■ Task brief
Scan the entries and tally the lines that include the string "JSON". Reply with the figure alone.

■ Supplied records
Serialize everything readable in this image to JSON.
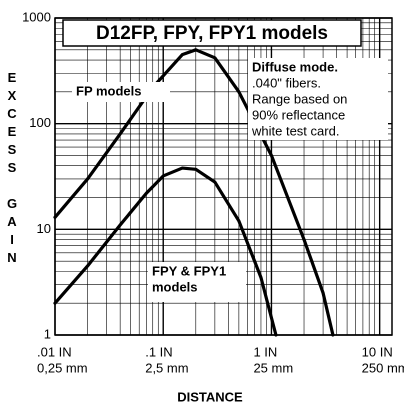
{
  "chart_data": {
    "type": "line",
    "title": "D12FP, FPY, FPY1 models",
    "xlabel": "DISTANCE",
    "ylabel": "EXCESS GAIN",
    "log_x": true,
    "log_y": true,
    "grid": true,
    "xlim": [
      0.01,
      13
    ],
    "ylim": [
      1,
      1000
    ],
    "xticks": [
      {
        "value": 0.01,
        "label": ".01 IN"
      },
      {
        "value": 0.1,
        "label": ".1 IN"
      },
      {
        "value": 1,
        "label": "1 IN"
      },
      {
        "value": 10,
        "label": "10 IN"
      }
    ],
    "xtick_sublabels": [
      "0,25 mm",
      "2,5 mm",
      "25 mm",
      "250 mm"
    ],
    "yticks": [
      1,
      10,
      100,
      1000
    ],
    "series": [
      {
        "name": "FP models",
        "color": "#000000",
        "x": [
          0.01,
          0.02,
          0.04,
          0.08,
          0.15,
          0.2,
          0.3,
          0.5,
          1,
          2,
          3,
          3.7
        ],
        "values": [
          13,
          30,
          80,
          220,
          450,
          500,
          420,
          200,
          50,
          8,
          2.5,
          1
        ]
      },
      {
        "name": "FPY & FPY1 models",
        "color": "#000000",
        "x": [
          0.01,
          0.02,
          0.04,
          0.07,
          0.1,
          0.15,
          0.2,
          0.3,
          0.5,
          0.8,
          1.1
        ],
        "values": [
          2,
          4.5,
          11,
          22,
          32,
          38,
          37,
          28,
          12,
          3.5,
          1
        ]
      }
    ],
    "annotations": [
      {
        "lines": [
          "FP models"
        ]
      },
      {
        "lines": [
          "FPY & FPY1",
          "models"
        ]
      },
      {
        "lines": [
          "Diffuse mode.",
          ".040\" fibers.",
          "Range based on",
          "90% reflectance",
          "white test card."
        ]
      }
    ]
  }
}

==

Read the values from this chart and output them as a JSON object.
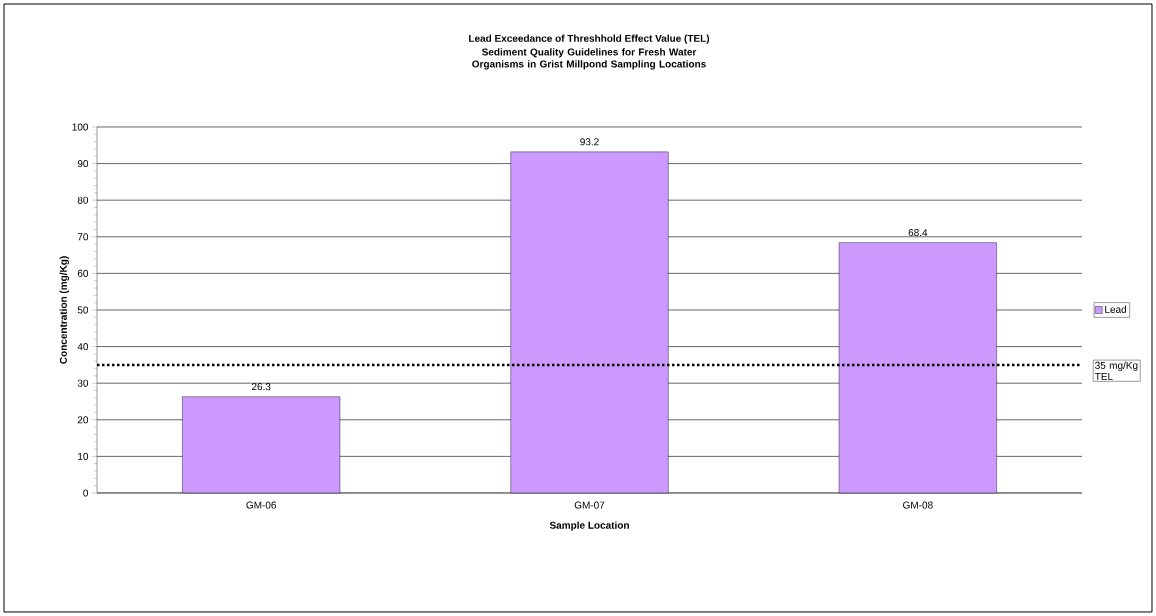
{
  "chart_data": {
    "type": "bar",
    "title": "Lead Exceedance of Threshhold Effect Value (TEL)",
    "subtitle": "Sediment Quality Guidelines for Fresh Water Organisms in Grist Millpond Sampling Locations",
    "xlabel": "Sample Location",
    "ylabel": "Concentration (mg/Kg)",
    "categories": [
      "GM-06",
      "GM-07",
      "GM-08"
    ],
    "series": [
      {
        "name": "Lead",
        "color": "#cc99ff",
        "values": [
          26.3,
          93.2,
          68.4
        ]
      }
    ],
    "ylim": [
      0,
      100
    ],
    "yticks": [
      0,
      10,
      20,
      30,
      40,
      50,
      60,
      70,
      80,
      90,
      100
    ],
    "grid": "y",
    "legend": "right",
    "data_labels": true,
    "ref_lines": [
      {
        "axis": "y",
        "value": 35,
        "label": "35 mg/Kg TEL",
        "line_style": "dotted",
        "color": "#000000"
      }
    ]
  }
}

■ Expected output
2